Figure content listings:

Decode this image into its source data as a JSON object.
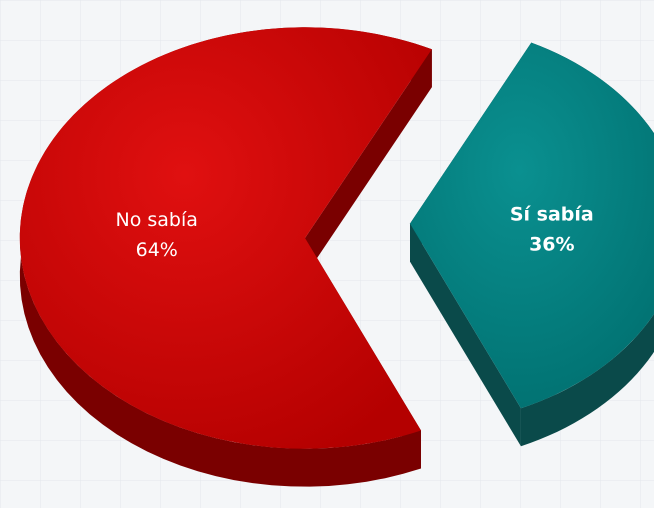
{
  "chart_data": {
    "type": "pie",
    "title": "",
    "slices": [
      {
        "name": "No sabía",
        "value": 64,
        "label": "64%",
        "color": "#cc0000",
        "side_color": "#7a0000"
      },
      {
        "name": "Sí sabía",
        "value": 36,
        "label": "36%",
        "color": "#008080",
        "side_color": "#0a4a4a"
      }
    ],
    "exploded": "Sí sabía",
    "style": "3d"
  }
}
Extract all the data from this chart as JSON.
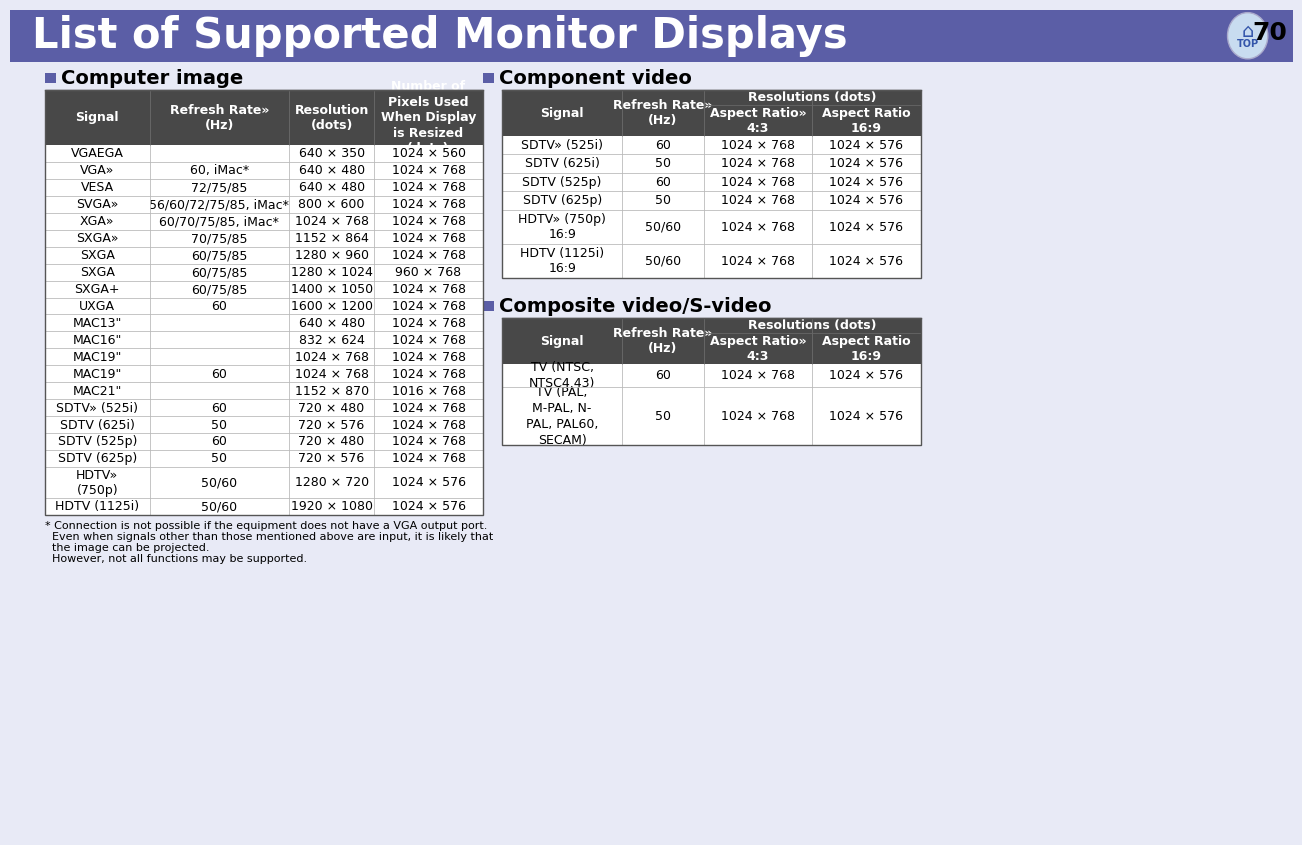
{
  "title": "List of Supported Monitor Displays",
  "page_num": "70",
  "header_bg": "#5B5EA6",
  "header_text_color": "#FFFFFF",
  "page_bg": "#E8EAF6",
  "table_header_bg": "#484848",
  "section_label_color": "#5B5EA6",
  "computer_col_headers": [
    "Signal",
    "Refresh Rate»\n(Hz)",
    "Resolution\n(dots)",
    "Number of\nPixels Used\nWhen Display\nis Resized\n(dots)"
  ],
  "computer_image_rows": [
    [
      "VGAEGA",
      "",
      "640 × 350",
      "1024 × 560"
    ],
    [
      "VGA»",
      "60, iMac*",
      "640 × 480",
      "1024 × 768"
    ],
    [
      "VESA",
      "72/75/85",
      "640 × 480",
      "1024 × 768"
    ],
    [
      "SVGA»",
      "56/60/72/75/85, iMac*",
      "800 × 600",
      "1024 × 768"
    ],
    [
      "XGA»",
      "60/70/75/85, iMac*",
      "1024 × 768",
      "1024 × 768"
    ],
    [
      "SXGA»",
      "70/75/85",
      "1152 × 864",
      "1024 × 768"
    ],
    [
      "SXGA",
      "60/75/85",
      "1280 × 960",
      "1024 × 768"
    ],
    [
      "SXGA",
      "60/75/85",
      "1280 × 1024",
      "960 × 768"
    ],
    [
      "SXGA+",
      "60/75/85",
      "1400 × 1050",
      "1024 × 768"
    ],
    [
      "UXGA",
      "60",
      "1600 × 1200",
      "1024 × 768"
    ],
    [
      "MAC13\"",
      "",
      "640 × 480",
      "1024 × 768"
    ],
    [
      "MAC16\"",
      "",
      "832 × 624",
      "1024 × 768"
    ],
    [
      "MAC19\"",
      "",
      "1024 × 768",
      "1024 × 768"
    ],
    [
      "MAC19\"",
      "60",
      "1024 × 768",
      "1024 × 768"
    ],
    [
      "MAC21\"",
      "",
      "1152 × 870",
      "1016 × 768"
    ],
    [
      "SDTV» (525i)",
      "60",
      "720 × 480",
      "1024 × 768"
    ],
    [
      "SDTV (625i)",
      "50",
      "720 × 576",
      "1024 × 768"
    ],
    [
      "SDTV (525p)",
      "60",
      "720 × 480",
      "1024 × 768"
    ],
    [
      "SDTV (625p)",
      "50",
      "720 × 576",
      "1024 × 768"
    ],
    [
      "HDTV»\n(750p)",
      "50/60",
      "1280 × 720",
      "1024 × 576"
    ],
    [
      "HDTV (1125i)",
      "50/60",
      "1920 × 1080",
      "1024 × 576"
    ]
  ],
  "computer_underline_rows": [
    1,
    3,
    4,
    5,
    15,
    19
  ],
  "component_col_headers": [
    "Signal",
    "Refresh Rate»\n(Hz)",
    "Aspect Ratio»\n4:3",
    "Aspect Ratio\n16:9"
  ],
  "component_rows": [
    [
      "SDTV» (525i)",
      "60",
      "1024 × 768",
      "1024 × 576"
    ],
    [
      "SDTV (625i)",
      "50",
      "1024 × 768",
      "1024 × 576"
    ],
    [
      "SDTV (525p)",
      "60",
      "1024 × 768",
      "1024 × 576"
    ],
    [
      "SDTV (625p)",
      "50",
      "1024 × 768",
      "1024 × 576"
    ],
    [
      "HDTV» (750p)\n16:9",
      "50/60",
      "1024 × 768",
      "1024 × 576"
    ],
    [
      "HDTV (1125i)\n16:9",
      "50/60",
      "1024 × 768",
      "1024 × 576"
    ]
  ],
  "composite_col_headers": [
    "Signal",
    "Refresh Rate»\n(Hz)",
    "Aspect Ratio»\n4:3",
    "Aspect Ratio\n16:9"
  ],
  "composite_rows": [
    [
      "TV (NTSC,\nNTSC4.43)",
      "60",
      "1024 × 768",
      "1024 × 576"
    ],
    [
      "TV (PAL,\nM-PAL, N-\nPAL, PAL60,\nSECAM)",
      "50",
      "1024 × 768",
      "1024 × 576"
    ]
  ],
  "footnote_lines": [
    "* Connection is not possible if the equipment does not have a VGA output port.",
    "  Even when signals other than those mentioned above are input, it is likely that",
    "  the image can be projected.",
    "  However, not all functions may be supported."
  ]
}
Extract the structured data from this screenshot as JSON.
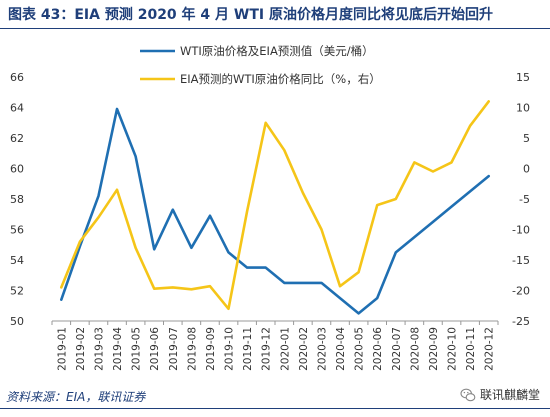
{
  "header": {
    "title": "图表 43：EIA 预测 2020 年 4 月 WTI 原油价格月度同比将见底后开始回升"
  },
  "footer": {
    "source": "资料来源：EIA，联讯证券",
    "watermark": "联讯麒麟堂"
  },
  "colors": {
    "wti": "#1f6fb2",
    "yoy": "#f5c518",
    "accent": "#1f3f7a"
  },
  "chart_data": {
    "type": "line",
    "title": "图表 43：EIA 预测 2020 年 4 月 WTI 原油价格月度同比将见底后开始回升",
    "categories": [
      "2019-01",
      "2019-02",
      "2019-03",
      "2019-04",
      "2019-05",
      "2019-06",
      "2019-07",
      "2019-08",
      "2019-09",
      "2019-10",
      "2019-11",
      "2019-12",
      "2020-01",
      "2020-02",
      "2020-03",
      "2020-04",
      "2020-05",
      "2020-06",
      "2020-07",
      "2020-08",
      "2020-09",
      "2020-10",
      "2020-11",
      "2020-12"
    ],
    "ylim_left": [
      50,
      66
    ],
    "yticks_left": [
      50,
      52,
      54,
      56,
      58,
      60,
      62,
      64,
      66
    ],
    "ylim_right": [
      -25,
      15
    ],
    "yticks_right": [
      -25,
      -20,
      -15,
      -10,
      -5,
      0,
      5,
      10,
      15
    ],
    "legend_placement": "top",
    "grid": false,
    "series": [
      {
        "name": "WTI原油价格及EIA预测值（美元/桶）",
        "axis": "left",
        "values": [
          51.4,
          54.9,
          58.2,
          63.9,
          60.8,
          54.7,
          57.3,
          54.8,
          56.9,
          54.5,
          53.5,
          53.5,
          52.5,
          52.5,
          52.5,
          51.5,
          50.5,
          51.5,
          54.5,
          55.5,
          56.5,
          57.5,
          58.5,
          59.5
        ]
      },
      {
        "name": "EIA预测的WTI原油价格同比（%，右）",
        "axis": "right",
        "values": [
          -19.5,
          -12.0,
          -8.0,
          -3.5,
          -13.0,
          -19.7,
          -19.5,
          -19.8,
          -19.3,
          -23.0,
          -7.0,
          7.5,
          3.0,
          -4.0,
          -10.0,
          -19.3,
          -17.0,
          -6.0,
          -5.0,
          1.0,
          -0.5,
          1.0,
          7.0,
          11.0
        ]
      }
    ]
  }
}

THE PROBLEM. Count each line above in which the string "this" appears, then state only the total.

ANSWER FOR THE TASK. 3